(Recorded data)
● ● ● ● ●
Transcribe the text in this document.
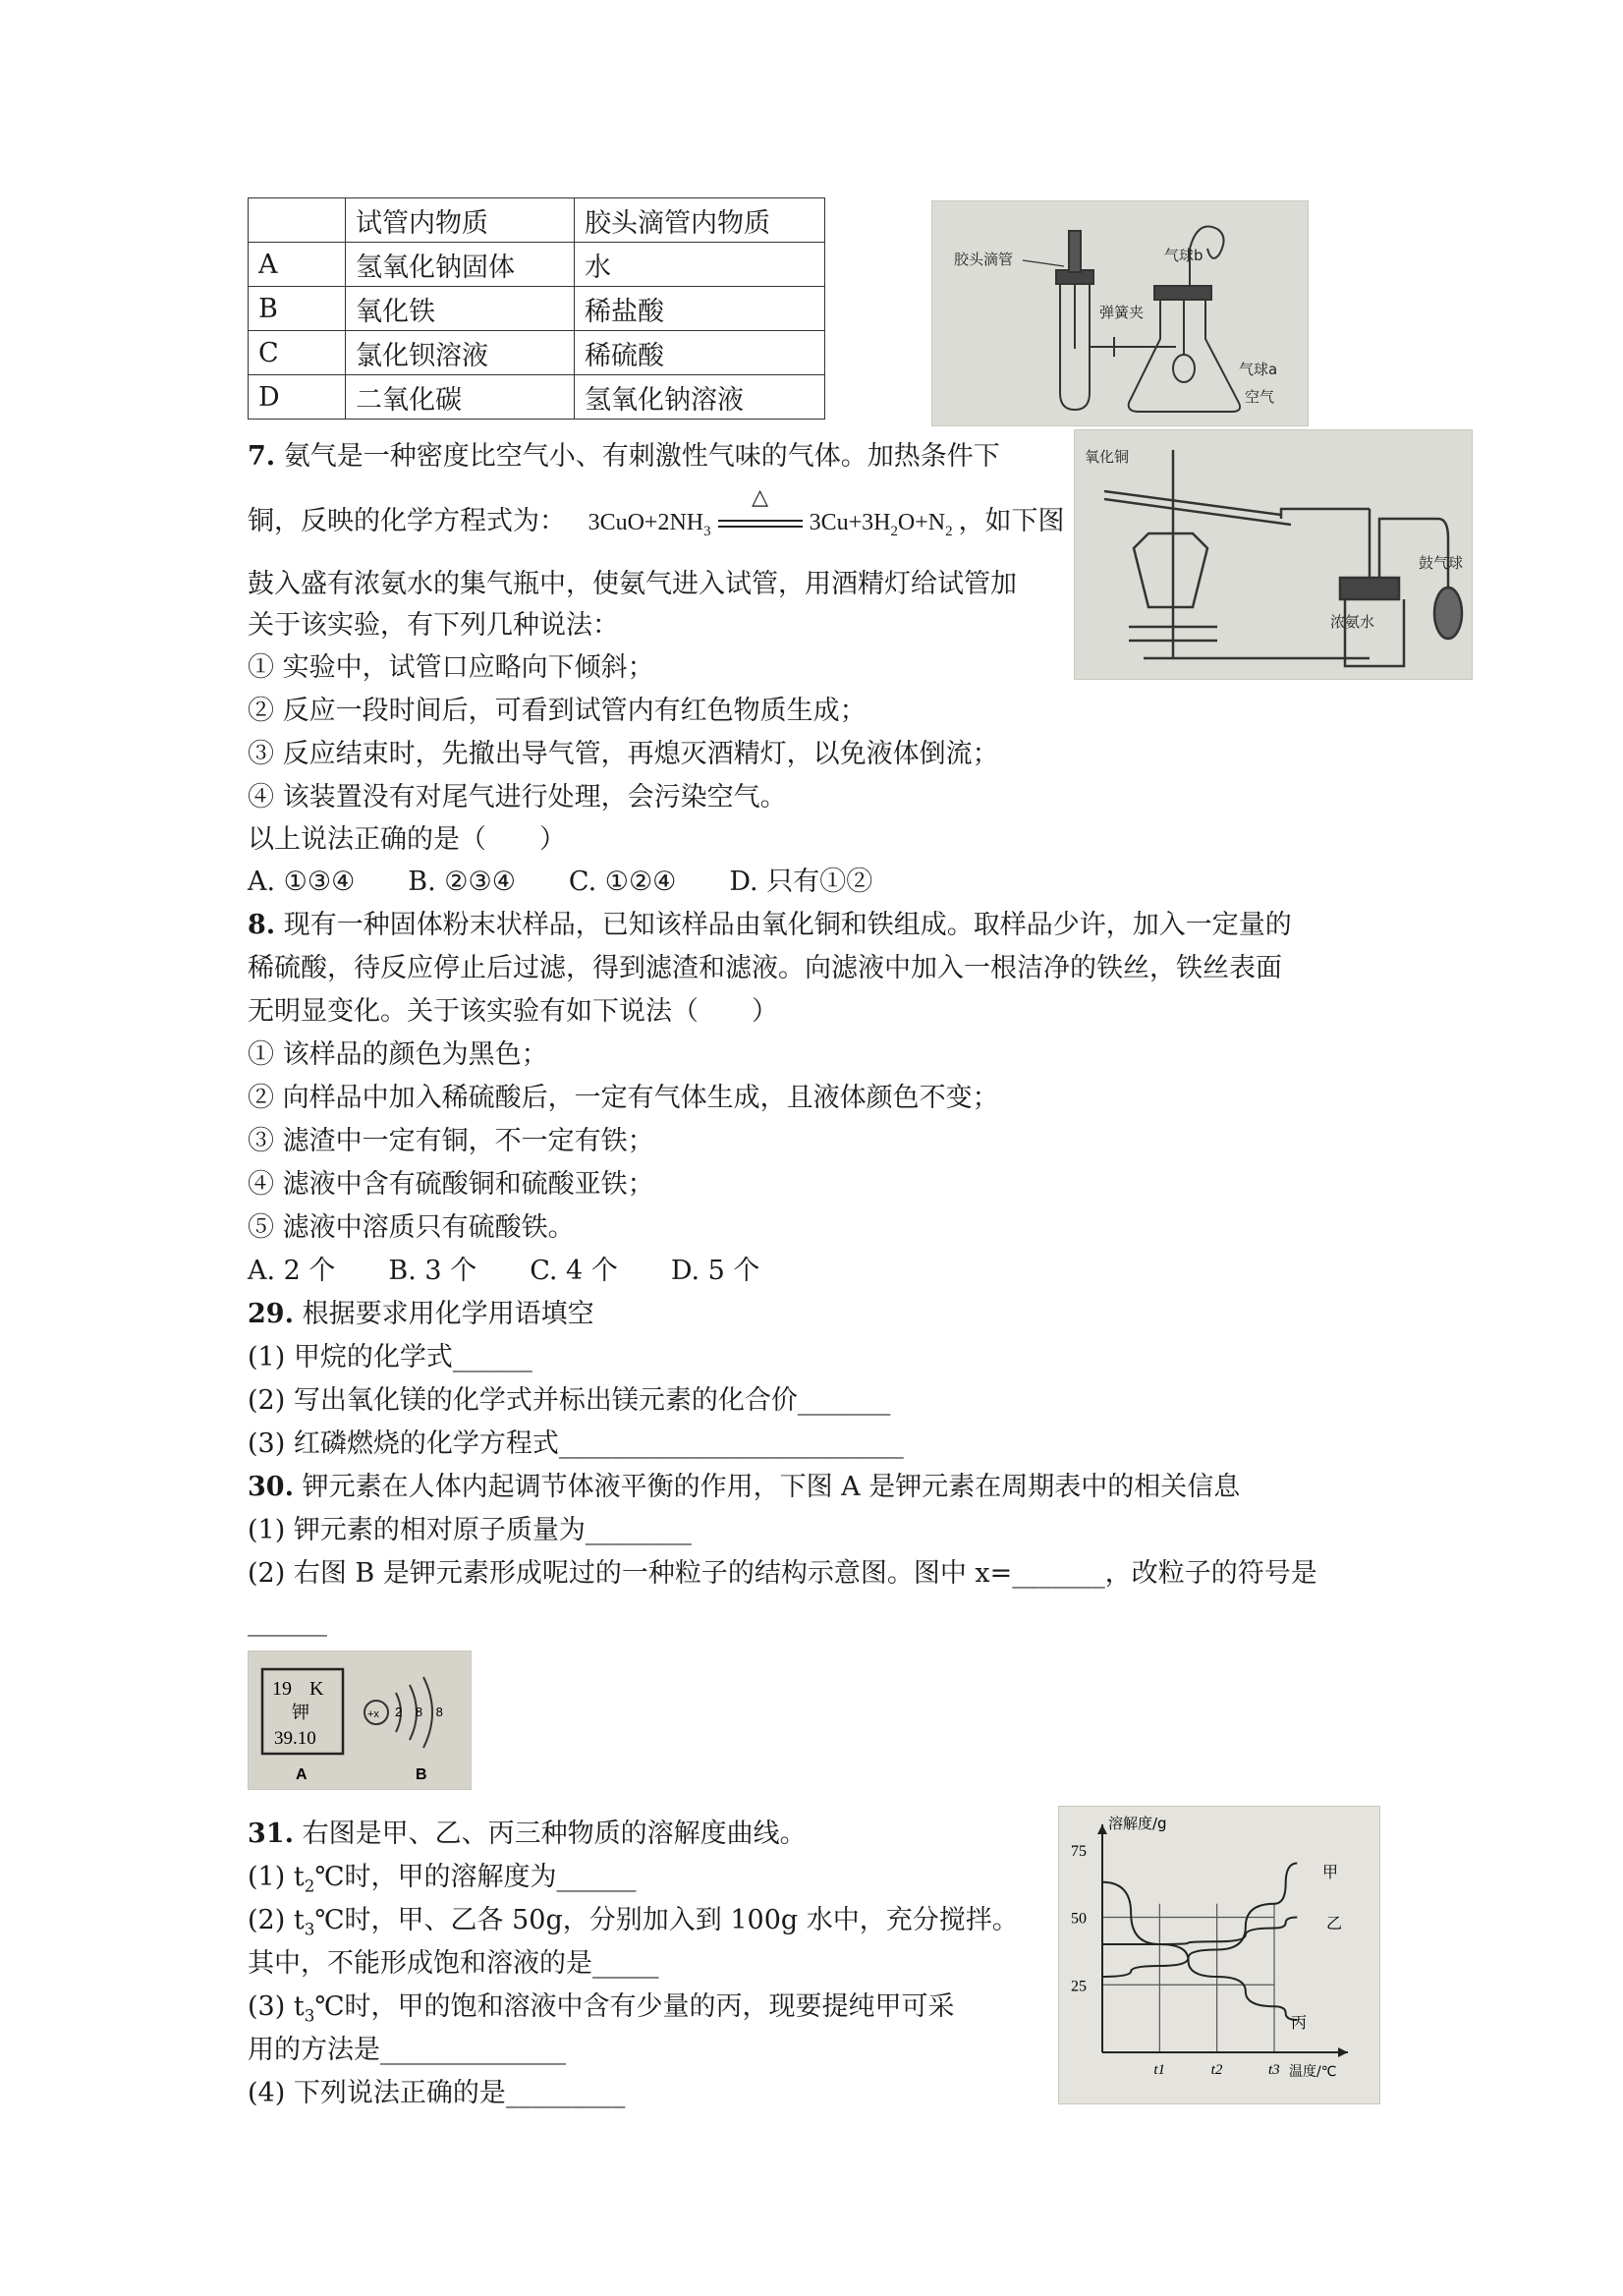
	试管内物质	胶头滴管内物质
A	氢氧化钠固体	水
B	氧化铁	稀盐酸
C	氯化钡溶液	稀硫酸
D	二氧化碳	氢氧化钠溶液
胶头滴管	气球b
弹簧夹
气球a
空气
7. 氨气是一种密度比空气小、有刺激性气味的气体。加热条件下
铜，反映的化学方程式为： $3CuO+2NH_3$
△
$3Cu+3H_2O+N_2$ ，如下图
鼓入盛有浓氨水的集气瓶中，使氨气进入试管，用酒精灯给试管加
关于该实验，有下列几种说法：
① 实验中，试管口应略向下倾斜；
② 反应一段时间后，可看到试管内有红色物质生成；
③ 反应结束时，先撤出导气管，再熄灭酒精灯，以免液体倒流；
④ 该装置没有对尾气进行处理，会污染空气。
以上说法正确的是（　　）
A. ①③④　　B. ②③④　　C. ①②④　　D. 只有①②
氧化铜
浓氨水
鼓气球
8. 现有一种固体粉末状样品，已知该样品由氧化铜和铁组成。取样品少许，加入一定量的
稀硫酸，待反应停止后过滤，得到滤渣和滤液。向滤液中加入一根洁净的铁丝，铁丝表面
无明显变化。关于该实验有如下说法（　　）
① 该样品的颜色为黑色；
② 向样品中加入稀硫酸后，一定有气体生成，且液体颜色不变；
③ 滤渣中一定有铜，不一定有铁；
④ 滤液中含有硫酸铜和硫酸亚铁；
⑤ 滤液中溶质只有硫酸铁。
A. 2 个　　B. 3 个　　C. 4 个　　D. 5 个
29. 根据要求用化学用语填空
(1) 甲烷的化学式______
(2) 写出氧化镁的化学式并标出镁元素的化合价_______
(3) 红磷燃烧的化学方程式__________________________
30. 钾元素在人体内起调节体液平衡的作用，下图 A 是钾元素在周期表中的相关信息
(1) 钾元素的相对原子质量为________
(2) 右图 B 是钾元素形成呢过的一种粒子的结构示意图。图中 x=_______，改粒子的符号是
______
19 K
钾
39.10
A
+x 2 8 8
B
31. 右图是甲、乙、丙三种物质的溶解度曲线。
(1) $t_2℃$时，甲的溶解度为______
(2) $t_3℃$时，甲、乙各 50g，分别加入到 100g 水中，充分搅拌。
其中，不能形成饱和溶液的是_____
(3) $t_3℃$时，甲的饱和溶液中含有少量的丙，现要提纯甲可采
用的方法是______________
(4) 下列说法正确的是_________
25
50
75
t1	t2	t3
溶解度/g
温度/℃
甲
乙
丙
● ● ● ● ●
YOUR TASK:
Without including any pictures, print all of the material exactly as given.

THE COMPLETED TASK:
Transcribe the text in this document.
	试管内物质	胶头滴管内物质
A	氢氧化钠固体	水
B	氧化铁	稀盐酸
C	氯化钡溶液	稀硫酸
D	二氧化碳	氢氧化钠溶液
胶头滴管	气球b
弹簧夹
气球a
空气
7. 氨气是一种密度比空气小、有刺激性气味的气体。加热条件下
铜，反映的化学方程式为： $3CuO+2NH_3$
△
$3Cu+3H_2O+N_2$ ，如下图
鼓入盛有浓氨水的集气瓶中，使氨气进入试管，用酒精灯给试管加
关于该实验，有下列几种说法：
① 实验中，试管口应略向下倾斜；
② 反应一段时间后，可看到试管内有红色物质生成；
③ 反应结束时，先撤出导气管，再熄灭酒精灯，以免液体倒流；
④ 该装置没有对尾气进行处理，会污染空气。
以上说法正确的是（　　）
A. ①③④　　B. ②③④　　C. ①②④　　D. 只有①②
氧化铜
浓氨水
鼓气球
8. 现有一种固体粉末状样品，已知该样品由氧化铜和铁组成。取样品少许，加入一定量的
稀硫酸，待反应停止后过滤，得到滤渣和滤液。向滤液中加入一根洁净的铁丝，铁丝表面
无明显变化。关于该实验有如下说法（　　）
① 该样品的颜色为黑色；
② 向样品中加入稀硫酸后，一定有气体生成，且液体颜色不变；
③ 滤渣中一定有铜，不一定有铁；
④ 滤液中含有硫酸铜和硫酸亚铁；
⑤ 滤液中溶质只有硫酸铁。
A. 2 个　　B. 3 个　　C. 4 个　　D. 5 个
29. 根据要求用化学用语填空
(1) 甲烷的化学式______
(2) 写出氧化镁的化学式并标出镁元素的化合价_______
(3) 红磷燃烧的化学方程式__________________________
30. 钾元素在人体内起调节体液平衡的作用，下图 A 是钾元素在周期表中的相关信息
(1) 钾元素的相对原子质量为________
(2) 右图 B 是钾元素形成呢过的一种粒子的结构示意图。图中 x=_______，改粒子的符号是
______
19 K
钾
39.10
A
+x 2 8 8
B
31. 右图是甲、乙、丙三种物质的溶解度曲线。
(1) $t_2℃$时，甲的溶解度为______
(2) $t_3℃$时，甲、乙各 50g，分别加入到 100g 水中，充分搅拌。
其中，不能形成饱和溶液的是_____
(3) $t_3℃$时，甲的饱和溶液中含有少量的丙，现要提纯甲可采
用的方法是______________
(4) 下列说法正确的是_________
25
50
75
t1	t2	t3
溶解度/g
温度/℃
甲
乙
丙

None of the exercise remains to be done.